MATERIALS PROVIDED:
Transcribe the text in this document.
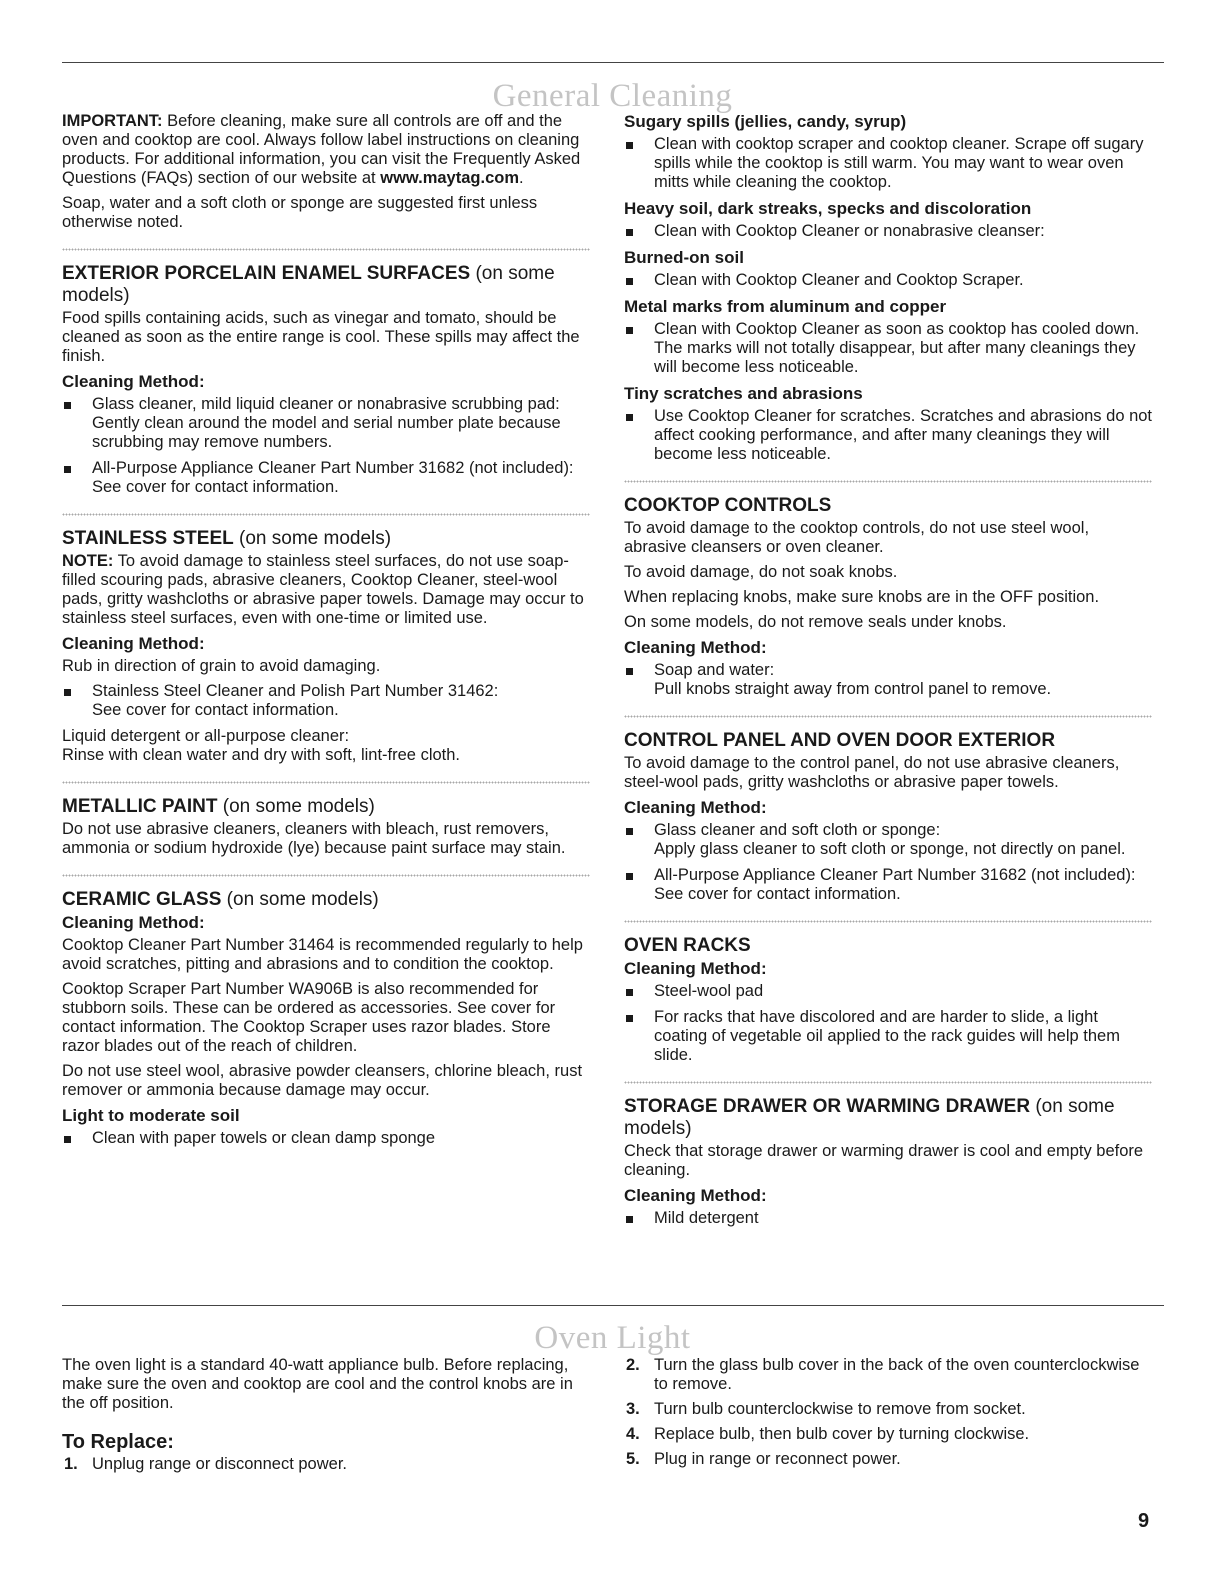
General Cleaning

IMPORTANT: Before cleaning, make sure all controls are off and the oven and cooktop are cool. Always follow label instructions on cleaning products. For additional information, you can visit the Frequently Asked Questions (FAQs) section of our website at www.maytag.com.

Soap, water and a soft cloth or sponge are suggested first unless otherwise noted.

EXTERIOR PORCELAIN ENAMEL SURFACES (on some models)

Food spills containing acids, such as vinegar and tomato, should be cleaned as soon as the entire range is cool. These spills may affect the finish.

Cleaning Method:
Glass cleaner, mild liquid cleaner or nonabrasive scrubbing pad:
Gently clean around the model and serial number plate because scrubbing may remove numbers.
All-Purpose Appliance Cleaner Part Number 31682 (not included):
See cover for contact information.
STAINLESS STEEL (on some models)

NOTE: To avoid damage to stainless steel surfaces, do not use soap-filled scouring pads, abrasive cleaners, Cooktop Cleaner, steel-wool pads, gritty washcloths or abrasive paper towels. Damage may occur to stainless steel surfaces, even with one-time or limited use.

Cleaning Method:

Rub in direction of grain to avoid damaging.

Stainless Steel Cleaner and Polish Part Number 31462:
See cover for contact information.

Liquid detergent or all-purpose cleaner:
Rinse with clean water and dry with soft, lint-free cloth.

METALLIC PAINT (on some models)

Do not use abrasive cleaners, cleaners with bleach, rust removers, ammonia or sodium hydroxide (lye) because paint surface may stain.

CERAMIC GLASS (on some models)
Cleaning Method:

Cooktop Cleaner Part Number 31464 is recommended regularly to help avoid scratches, pitting and abrasions and to condition the cooktop.

Cooktop Scraper Part Number WA906B is also recommended for stubborn soils. These can be ordered as accessories. See cover for contact information. The Cooktop Scraper uses razor blades. Store razor blades out of the reach of children.

Do not use steel wool, abrasive powder cleansers, chlorine bleach, rust remover or ammonia because damage may occur.

Light to moderate soil
Clean with paper towels or clean damp sponge
Sugary spills (jellies, candy, syrup)
Clean with cooktop scraper and cooktop cleaner. Scrape off sugary spills while the cooktop is still warm. You may want to wear oven mitts while cleaning the cooktop.
Heavy soil, dark streaks, specks and discoloration
Clean with Cooktop Cleaner or nonabrasive cleanser:
Burned-on soil
Clean with Cooktop Cleaner and Cooktop Scraper.
Metal marks from aluminum and copper
Clean with Cooktop Cleaner as soon as cooktop has cooled down. The marks will not totally disappear, but after many cleanings they will become less noticeable.
Tiny scratches and abrasions
Use Cooktop Cleaner for scratches. Scratches and abrasions do not affect cooking performance, and after many cleanings they will become less noticeable.
COOKTOP CONTROLS

To avoid damage to the cooktop controls, do not use steel wool, abrasive cleansers or oven cleaner.

To avoid damage, do not soak knobs.

When replacing knobs, make sure knobs are in the OFF position.

On some models, do not remove seals under knobs.

Cleaning Method:
Soap and water:
Pull knobs straight away from control panel to remove.
CONTROL PANEL AND OVEN DOOR EXTERIOR

To avoid damage to the control panel, do not use abrasive cleaners, steel-wool pads, gritty washcloths or abrasive paper towels.

Cleaning Method:
Glass cleaner and soft cloth or sponge:
Apply glass cleaner to soft cloth or sponge, not directly on panel.
All-Purpose Appliance Cleaner Part Number 31682 (not included):
See cover for contact information.
OVEN RACKS
Cleaning Method:
Steel-wool pad
For racks that have discolored and are harder to slide, a light coating of vegetable oil applied to the rack guides will help them slide.
STORAGE DRAWER OR WARMING DRAWER (on some models)

Check that storage drawer or warming drawer is cool and empty before cleaning.

Cleaning Method:
Mild detergent
Oven Light

The oven light is a standard 40-watt appliance bulb. Before replacing, make sure the oven and cooktop are cool and the control knobs are in the off position.

To Replace:
1. Unplug range or disconnect power.
2. Turn the glass bulb cover in the back of the oven counterclockwise to remove.
3. Turn bulb counterclockwise to remove from socket.
4. Replace bulb, then bulb cover by turning clockwise.
5. Plug in range or reconnect power.
9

WHAT IS REQUIRED: Tally the lines of the data that contain the string "EXTERIOR" and report the total alone.

FINISHED ANSWER: 2